Your task
Work through the data line by line, gathering every line that has the word "JSON".

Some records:
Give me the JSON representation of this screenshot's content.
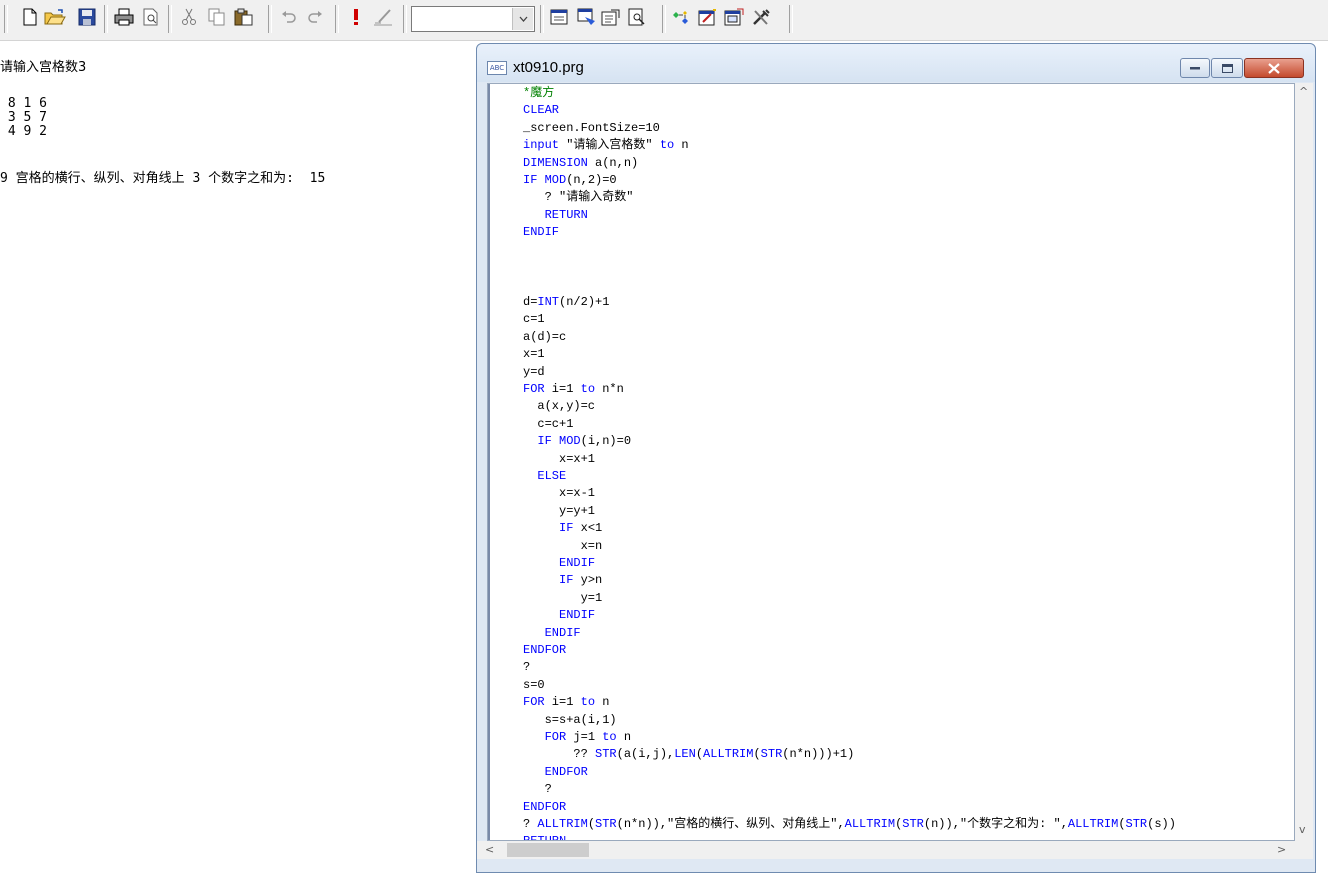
{
  "toolbar": {
    "combo_value": "",
    "buttons": [
      "new-file",
      "open-folder",
      "save",
      "print",
      "print-preview",
      "cut",
      "copy",
      "paste",
      "undo",
      "redo",
      "run",
      "modify-form",
      "combo",
      "form-designer",
      "properties",
      "code-window",
      "view-report",
      "class-browser",
      "form-wizard",
      "datasession",
      "builder-tools"
    ]
  },
  "output": {
    "prompt": "请输入宫格数3",
    "grid_rows": [
      " 8 1 6",
      " 3 5 7",
      " 4 9 2"
    ],
    "summary": "9 宫格的横行、纵列、对角线上 3 个数字之和为:  15"
  },
  "editor": {
    "title": "xt0910.prg",
    "icon_label": "ABC",
    "code_lines": [
      "*魔方",
      "CLEAR",
      "_screen.FontSize=10",
      "input \"请输入宫格数\" to n",
      "DIMENSION a(n,n)",
      "IF MOD(n,2)=0",
      "   ? \"请输入奇数\"",
      "   RETURN",
      "ENDIF",
      "",
      "",
      "",
      "d=INT(n/2)+1",
      "c=1",
      "a(d)=c",
      "x=1",
      "y=d",
      "FOR i=1 to n*n",
      "  a(x,y)=c",
      "  c=c+1",
      "  IF MOD(i,n)=0",
      "     x=x+1",
      "  ELSE",
      "     x=x-1",
      "     y=y+1",
      "     IF x<1",
      "        x=n",
      "     ENDIF",
      "     IF y>n",
      "        y=1",
      "     ENDIF",
      "   ENDIF",
      "ENDFOR",
      "?",
      "s=0",
      "FOR i=1 to n",
      "   s=s+a(i,1)",
      "   FOR j=1 to n",
      "       ?? STR(a(i,j),LEN(ALLTRIM(STR(n*n)))+1)",
      "   ENDFOR",
      "   ?",
      "ENDFOR",
      "? ALLTRIM(STR(n*n)),\"宫格的横行、纵列、对角线上\",ALLTRIM(STR(n)),\"个数字之和为: \",ALLTRIM(STR(s))",
      "RETURN"
    ]
  },
  "colors": {
    "keyword": "#0000ff",
    "comment": "#008000",
    "text": "#000000"
  }
}
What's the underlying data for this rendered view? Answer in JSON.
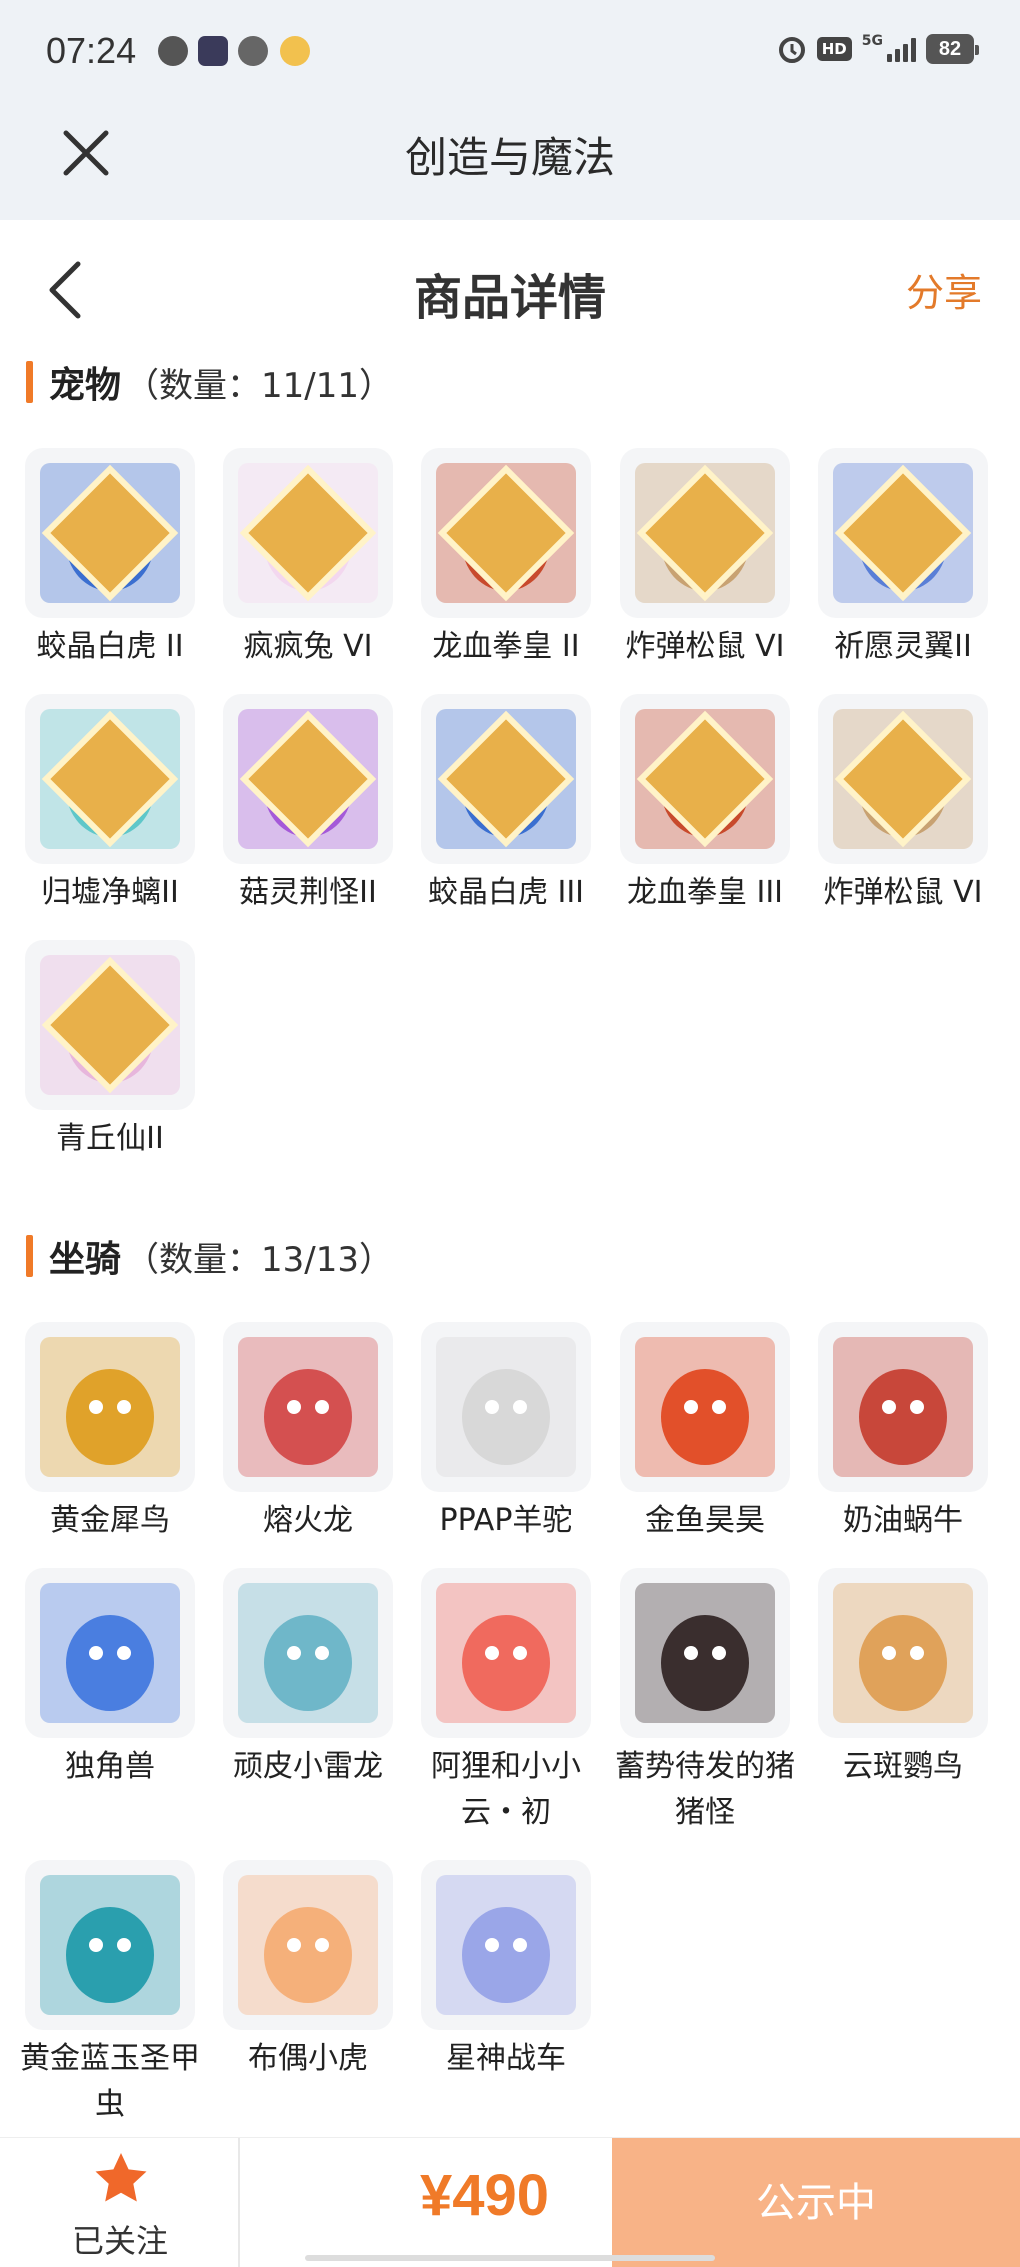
{
  "status_bar": {
    "time": "07:24",
    "network": "5G",
    "hd": "HD",
    "battery": "82"
  },
  "app_header": {
    "title": "创造与魔法"
  },
  "nav": {
    "title": "商品详情",
    "share_label": "分享"
  },
  "pets": {
    "name": "宠物",
    "count": "（数量：11/11）",
    "items": [
      {
        "label": "蛟晶白虎 II",
        "color": "#3b6fd0",
        "badge": "II"
      },
      {
        "label": "疯疯兔 VI",
        "color": "#f3d7ef",
        "badge": "VI"
      },
      {
        "label": "龙血拳皇 II",
        "color": "#c84a2c",
        "badge": "II"
      },
      {
        "label": "炸弹松鼠 VI",
        "color": "#c8a272",
        "badge": "VI"
      },
      {
        "label": "祈愿灵翼II",
        "color": "#5a7fd6",
        "badge": "II"
      },
      {
        "label": "归墟净螭II",
        "color": "#5fc7c9",
        "badge": "II"
      },
      {
        "label": "菇灵荆怪II",
        "color": "#a55ad8",
        "badge": "II"
      },
      {
        "label": "蛟晶白虎 III",
        "color": "#3b6fd0",
        "badge": "III"
      },
      {
        "label": "龙血拳皇 III",
        "color": "#c84a2c",
        "badge": "III"
      },
      {
        "label": "炸弹松鼠 VI",
        "color": "#c8a272",
        "badge": "VI"
      },
      {
        "label": "青丘仙II",
        "color": "#e7b6dc",
        "badge": "II"
      }
    ]
  },
  "mounts": {
    "name": "坐骑",
    "count": "（数量：13/13）",
    "items": [
      {
        "label": "黄金犀鸟",
        "color": "#e0a22a"
      },
      {
        "label": "熔火龙",
        "color": "#d45050"
      },
      {
        "label": "PPAP羊驼",
        "color": "#d8d8d8"
      },
      {
        "label": "金鱼昊昊",
        "color": "#e2502a"
      },
      {
        "label": "奶油蜗牛",
        "color": "#c8473a"
      },
      {
        "label": "独角兽",
        "color": "#4a7ee0"
      },
      {
        "label": "顽皮小雷龙",
        "color": "#6fb7c9"
      },
      {
        "label": "阿狸和小小云・初",
        "color": "#f06a5e"
      },
      {
        "label": "蓄势待发的猪猪怪",
        "color": "#3a2e2e"
      },
      {
        "label": "云斑鹦鸟",
        "color": "#e0a25a"
      },
      {
        "label": "黄金蓝玉圣甲虫",
        "color": "#2a9fae"
      },
      {
        "label": "布偶小虎",
        "color": "#f5b07a"
      },
      {
        "label": "星神战车",
        "color": "#9aa6e8"
      }
    ]
  },
  "bottom": {
    "follow_label": "已关注",
    "price": "¥490",
    "status_label": "公示中"
  },
  "colors": {
    "accent": "#f07a28",
    "button_bg": "#f8b387"
  }
}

Answer to this problem
Give me the JSON representation of this screenshot's content.
What's the underlying data for this rendered view? Answer in JSON.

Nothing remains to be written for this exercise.